Entries with figure data
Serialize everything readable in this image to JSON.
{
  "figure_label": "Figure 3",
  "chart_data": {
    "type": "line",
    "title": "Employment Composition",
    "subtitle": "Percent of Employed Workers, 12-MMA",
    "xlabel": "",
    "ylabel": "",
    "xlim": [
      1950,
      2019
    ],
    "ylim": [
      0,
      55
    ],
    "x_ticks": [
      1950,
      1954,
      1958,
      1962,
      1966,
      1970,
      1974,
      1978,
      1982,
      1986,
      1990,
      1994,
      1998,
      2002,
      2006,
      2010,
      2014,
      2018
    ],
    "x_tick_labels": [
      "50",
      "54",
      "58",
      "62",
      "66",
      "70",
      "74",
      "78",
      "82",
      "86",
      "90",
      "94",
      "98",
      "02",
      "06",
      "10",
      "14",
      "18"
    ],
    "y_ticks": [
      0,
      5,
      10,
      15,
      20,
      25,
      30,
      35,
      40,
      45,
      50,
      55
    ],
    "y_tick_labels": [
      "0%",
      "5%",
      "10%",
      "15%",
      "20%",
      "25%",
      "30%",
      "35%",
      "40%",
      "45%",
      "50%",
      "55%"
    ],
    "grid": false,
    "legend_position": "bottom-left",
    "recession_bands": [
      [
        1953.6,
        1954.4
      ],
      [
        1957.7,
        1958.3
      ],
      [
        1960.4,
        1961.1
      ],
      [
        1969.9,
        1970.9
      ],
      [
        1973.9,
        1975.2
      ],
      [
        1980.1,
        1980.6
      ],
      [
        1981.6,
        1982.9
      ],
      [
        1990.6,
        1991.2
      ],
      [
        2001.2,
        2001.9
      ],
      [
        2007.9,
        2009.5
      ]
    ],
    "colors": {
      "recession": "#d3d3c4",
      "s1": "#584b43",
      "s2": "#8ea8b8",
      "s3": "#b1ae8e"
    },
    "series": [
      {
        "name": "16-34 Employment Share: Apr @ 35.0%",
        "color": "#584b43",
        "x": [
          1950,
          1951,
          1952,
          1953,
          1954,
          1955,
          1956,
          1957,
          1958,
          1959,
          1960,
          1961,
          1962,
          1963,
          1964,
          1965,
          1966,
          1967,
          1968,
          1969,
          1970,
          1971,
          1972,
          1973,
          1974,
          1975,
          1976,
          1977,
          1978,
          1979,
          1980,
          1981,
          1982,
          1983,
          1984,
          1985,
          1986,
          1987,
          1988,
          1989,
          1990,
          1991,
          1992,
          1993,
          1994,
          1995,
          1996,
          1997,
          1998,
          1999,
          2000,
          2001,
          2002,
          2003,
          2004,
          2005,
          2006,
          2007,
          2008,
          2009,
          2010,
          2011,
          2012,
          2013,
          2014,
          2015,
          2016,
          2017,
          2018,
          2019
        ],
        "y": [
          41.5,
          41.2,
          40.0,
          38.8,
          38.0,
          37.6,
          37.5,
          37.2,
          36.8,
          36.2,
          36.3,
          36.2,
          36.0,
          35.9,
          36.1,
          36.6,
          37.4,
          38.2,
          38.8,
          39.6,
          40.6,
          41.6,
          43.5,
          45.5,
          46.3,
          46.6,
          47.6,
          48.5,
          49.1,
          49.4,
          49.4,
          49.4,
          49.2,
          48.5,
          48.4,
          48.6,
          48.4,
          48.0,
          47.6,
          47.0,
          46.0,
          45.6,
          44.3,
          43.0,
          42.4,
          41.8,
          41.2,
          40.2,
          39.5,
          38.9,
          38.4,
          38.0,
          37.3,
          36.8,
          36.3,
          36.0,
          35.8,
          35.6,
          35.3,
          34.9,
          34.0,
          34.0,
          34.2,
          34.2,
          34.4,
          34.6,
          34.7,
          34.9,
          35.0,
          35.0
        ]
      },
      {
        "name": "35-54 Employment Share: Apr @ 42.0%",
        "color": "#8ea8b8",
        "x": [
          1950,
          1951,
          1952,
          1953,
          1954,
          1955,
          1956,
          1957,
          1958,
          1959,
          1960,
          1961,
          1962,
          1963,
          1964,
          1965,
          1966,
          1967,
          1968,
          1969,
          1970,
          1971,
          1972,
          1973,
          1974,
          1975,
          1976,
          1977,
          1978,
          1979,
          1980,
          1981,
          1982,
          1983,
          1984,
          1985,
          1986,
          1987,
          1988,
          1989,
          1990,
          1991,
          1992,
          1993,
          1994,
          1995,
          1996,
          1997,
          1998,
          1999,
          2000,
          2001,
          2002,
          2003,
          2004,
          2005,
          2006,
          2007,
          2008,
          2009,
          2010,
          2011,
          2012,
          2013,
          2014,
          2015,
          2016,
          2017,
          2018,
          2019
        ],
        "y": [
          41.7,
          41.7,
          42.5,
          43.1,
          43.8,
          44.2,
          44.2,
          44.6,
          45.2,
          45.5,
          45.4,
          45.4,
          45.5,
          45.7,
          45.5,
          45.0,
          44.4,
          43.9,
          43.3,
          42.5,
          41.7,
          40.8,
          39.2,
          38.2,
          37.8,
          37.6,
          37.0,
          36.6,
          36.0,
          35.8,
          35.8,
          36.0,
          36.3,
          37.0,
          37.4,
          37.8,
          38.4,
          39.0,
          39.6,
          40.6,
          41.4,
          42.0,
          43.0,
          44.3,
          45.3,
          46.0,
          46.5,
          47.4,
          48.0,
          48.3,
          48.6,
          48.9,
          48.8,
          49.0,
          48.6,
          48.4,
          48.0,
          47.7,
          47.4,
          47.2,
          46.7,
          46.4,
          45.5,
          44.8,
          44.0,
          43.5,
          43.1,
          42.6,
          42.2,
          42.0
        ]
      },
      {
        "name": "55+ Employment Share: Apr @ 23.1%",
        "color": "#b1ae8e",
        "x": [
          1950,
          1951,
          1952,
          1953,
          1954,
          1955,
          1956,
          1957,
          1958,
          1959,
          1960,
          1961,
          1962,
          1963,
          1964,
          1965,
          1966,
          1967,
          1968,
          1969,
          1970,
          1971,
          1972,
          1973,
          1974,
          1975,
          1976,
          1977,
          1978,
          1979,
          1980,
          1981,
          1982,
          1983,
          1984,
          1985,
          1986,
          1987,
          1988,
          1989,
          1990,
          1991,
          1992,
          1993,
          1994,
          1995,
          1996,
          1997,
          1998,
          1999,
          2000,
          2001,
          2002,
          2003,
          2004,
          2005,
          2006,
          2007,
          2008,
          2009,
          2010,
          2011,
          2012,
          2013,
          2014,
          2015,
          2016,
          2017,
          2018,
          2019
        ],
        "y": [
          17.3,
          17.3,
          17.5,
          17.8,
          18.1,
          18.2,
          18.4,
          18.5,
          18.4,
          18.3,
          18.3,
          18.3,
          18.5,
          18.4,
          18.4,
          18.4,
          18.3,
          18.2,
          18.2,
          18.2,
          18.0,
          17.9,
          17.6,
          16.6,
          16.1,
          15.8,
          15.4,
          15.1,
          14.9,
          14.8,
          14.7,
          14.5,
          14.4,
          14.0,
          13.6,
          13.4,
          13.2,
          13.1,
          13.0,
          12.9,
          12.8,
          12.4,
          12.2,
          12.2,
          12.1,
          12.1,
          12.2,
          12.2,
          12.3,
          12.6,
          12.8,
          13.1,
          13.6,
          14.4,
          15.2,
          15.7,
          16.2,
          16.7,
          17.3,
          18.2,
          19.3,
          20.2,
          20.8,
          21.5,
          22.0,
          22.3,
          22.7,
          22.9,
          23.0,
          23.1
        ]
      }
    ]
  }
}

**Your task**
Make an exact copy of every line in the data.

**Answer for the task**
Serialize everything readable in this image to JSON.
{
  "figure_label": "Figure 3",
  "chart_data": {
    "type": "line",
    "title": "Employment Composition",
    "subtitle": "Percent of Employed Workers, 12-MMA",
    "xlabel": "",
    "ylabel": "",
    "xlim": [
      1950,
      2019
    ],
    "ylim": [
      0,
      55
    ],
    "x_ticks": [
      1950,
      1954,
      1958,
      1962,
      1966,
      1970,
      1974,
      1978,
      1982,
      1986,
      1990,
      1994,
      1998,
      2002,
      2006,
      2010,
      2014,
      2018
    ],
    "x_tick_labels": [
      "50",
      "54",
      "58",
      "62",
      "66",
      "70",
      "74",
      "78",
      "82",
      "86",
      "90",
      "94",
      "98",
      "02",
      "06",
      "10",
      "14",
      "18"
    ],
    "y_ticks": [
      0,
      5,
      10,
      15,
      20,
      25,
      30,
      35,
      40,
      45,
      50,
      55
    ],
    "y_tick_labels": [
      "0%",
      "5%",
      "10%",
      "15%",
      "20%",
      "25%",
      "30%",
      "35%",
      "40%",
      "45%",
      "50%",
      "55%"
    ],
    "grid": false,
    "legend_position": "bottom-left",
    "recession_bands": [
      [
        1953.6,
        1954.4
      ],
      [
        1957.7,
        1958.3
      ],
      [
        1960.4,
        1961.1
      ],
      [
        1969.9,
        1970.9
      ],
      [
        1973.9,
        1975.2
      ],
      [
        1980.1,
        1980.6
      ],
      [
        1981.6,
        1982.9
      ],
      [
        1990.6,
        1991.2
      ],
      [
        2001.2,
        2001.9
      ],
      [
        2007.9,
        2009.5
      ]
    ],
    "colors": {
      "recession": "#d3d3c4",
      "s1": "#584b43",
      "s2": "#8ea8b8",
      "s3": "#b1ae8e"
    },
    "series": [
      {
        "name": "16-34 Employment Share: Apr @ 35.0%",
        "color": "#584b43",
        "x": [
          1950,
          1951,
          1952,
          1953,
          1954,
          1955,
          1956,
          1957,
          1958,
          1959,
          1960,
          1961,
          1962,
          1963,
          1964,
          1965,
          1966,
          1967,
          1968,
          1969,
          1970,
          1971,
          1972,
          1973,
          1974,
          1975,
          1976,
          1977,
          1978,
          1979,
          1980,
          1981,
          1982,
          1983,
          1984,
          1985,
          1986,
          1987,
          1988,
          1989,
          1990,
          1991,
          1992,
          1993,
          1994,
          1995,
          1996,
          1997,
          1998,
          1999,
          2000,
          2001,
          2002,
          2003,
          2004,
          2005,
          2006,
          2007,
          2008,
          2009,
          2010,
          2011,
          2012,
          2013,
          2014,
          2015,
          2016,
          2017,
          2018,
          2019
        ],
        "y": [
          41.5,
          41.2,
          40.0,
          38.8,
          38.0,
          37.6,
          37.5,
          37.2,
          36.8,
          36.2,
          36.3,
          36.2,
          36.0,
          35.9,
          36.1,
          36.6,
          37.4,
          38.2,
          38.8,
          39.6,
          40.6,
          41.6,
          43.5,
          45.5,
          46.3,
          46.6,
          47.6,
          48.5,
          49.1,
          49.4,
          49.4,
          49.4,
          49.2,
          48.5,
          48.4,
          48.6,
          48.4,
          48.0,
          47.6,
          47.0,
          46.0,
          45.6,
          44.3,
          43.0,
          42.4,
          41.8,
          41.2,
          40.2,
          39.5,
          38.9,
          38.4,
          38.0,
          37.3,
          36.8,
          36.3,
          36.0,
          35.8,
          35.6,
          35.3,
          34.9,
          34.0,
          34.0,
          34.2,
          34.2,
          34.4,
          34.6,
          34.7,
          34.9,
          35.0,
          35.0
        ]
      },
      {
        "name": "35-54 Employment Share: Apr @ 42.0%",
        "color": "#8ea8b8",
        "x": [
          1950,
          1951,
          1952,
          1953,
          1954,
          1955,
          1956,
          1957,
          1958,
          1959,
          1960,
          1961,
          1962,
          1963,
          1964,
          1965,
          1966,
          1967,
          1968,
          1969,
          1970,
          1971,
          1972,
          1973,
          1974,
          1975,
          1976,
          1977,
          1978,
          1979,
          1980,
          1981,
          1982,
          1983,
          1984,
          1985,
          1986,
          1987,
          1988,
          1989,
          1990,
          1991,
          1992,
          1993,
          1994,
          1995,
          1996,
          1997,
          1998,
          1999,
          2000,
          2001,
          2002,
          2003,
          2004,
          2005,
          2006,
          2007,
          2008,
          2009,
          2010,
          2011,
          2012,
          2013,
          2014,
          2015,
          2016,
          2017,
          2018,
          2019
        ],
        "y": [
          41.7,
          41.7,
          42.5,
          43.1,
          43.8,
          44.2,
          44.2,
          44.6,
          45.2,
          45.5,
          45.4,
          45.4,
          45.5,
          45.7,
          45.5,
          45.0,
          44.4,
          43.9,
          43.3,
          42.5,
          41.7,
          40.8,
          39.2,
          38.2,
          37.8,
          37.6,
          37.0,
          36.6,
          36.0,
          35.8,
          35.8,
          36.0,
          36.3,
          37.0,
          37.4,
          37.8,
          38.4,
          39.0,
          39.6,
          40.6,
          41.4,
          42.0,
          43.0,
          44.3,
          45.3,
          46.0,
          46.5,
          47.4,
          48.0,
          48.3,
          48.6,
          48.9,
          48.8,
          49.0,
          48.6,
          48.4,
          48.0,
          47.7,
          47.4,
          47.2,
          46.7,
          46.4,
          45.5,
          44.8,
          44.0,
          43.5,
          43.1,
          42.6,
          42.2,
          42.0
        ]
      },
      {
        "name": "55+ Employment Share: Apr @ 23.1%",
        "color": "#b1ae8e",
        "x": [
          1950,
          1951,
          1952,
          1953,
          1954,
          1955,
          1956,
          1957,
          1958,
          1959,
          1960,
          1961,
          1962,
          1963,
          1964,
          1965,
          1966,
          1967,
          1968,
          1969,
          1970,
          1971,
          1972,
          1973,
          1974,
          1975,
          1976,
          1977,
          1978,
          1979,
          1980,
          1981,
          1982,
          1983,
          1984,
          1985,
          1986,
          1987,
          1988,
          1989,
          1990,
          1991,
          1992,
          1993,
          1994,
          1995,
          1996,
          1997,
          1998,
          1999,
          2000,
          2001,
          2002,
          2003,
          2004,
          2005,
          2006,
          2007,
          2008,
          2009,
          2010,
          2011,
          2012,
          2013,
          2014,
          2015,
          2016,
          2017,
          2018,
          2019
        ],
        "y": [
          17.3,
          17.3,
          17.5,
          17.8,
          18.1,
          18.2,
          18.4,
          18.5,
          18.4,
          18.3,
          18.3,
          18.3,
          18.5,
          18.4,
          18.4,
          18.4,
          18.3,
          18.2,
          18.2,
          18.2,
          18.0,
          17.9,
          17.6,
          16.6,
          16.1,
          15.8,
          15.4,
          15.1,
          14.9,
          14.8,
          14.7,
          14.5,
          14.4,
          14.0,
          13.6,
          13.4,
          13.2,
          13.1,
          13.0,
          12.9,
          12.8,
          12.4,
          12.2,
          12.2,
          12.1,
          12.1,
          12.2,
          12.2,
          12.3,
          12.6,
          12.8,
          13.1,
          13.6,
          14.4,
          15.2,
          15.7,
          16.2,
          16.7,
          17.3,
          18.2,
          19.3,
          20.2,
          20.8,
          21.5,
          22.0,
          22.3,
          22.7,
          22.9,
          23.0,
          23.1
        ]
      }
    ]
  }
}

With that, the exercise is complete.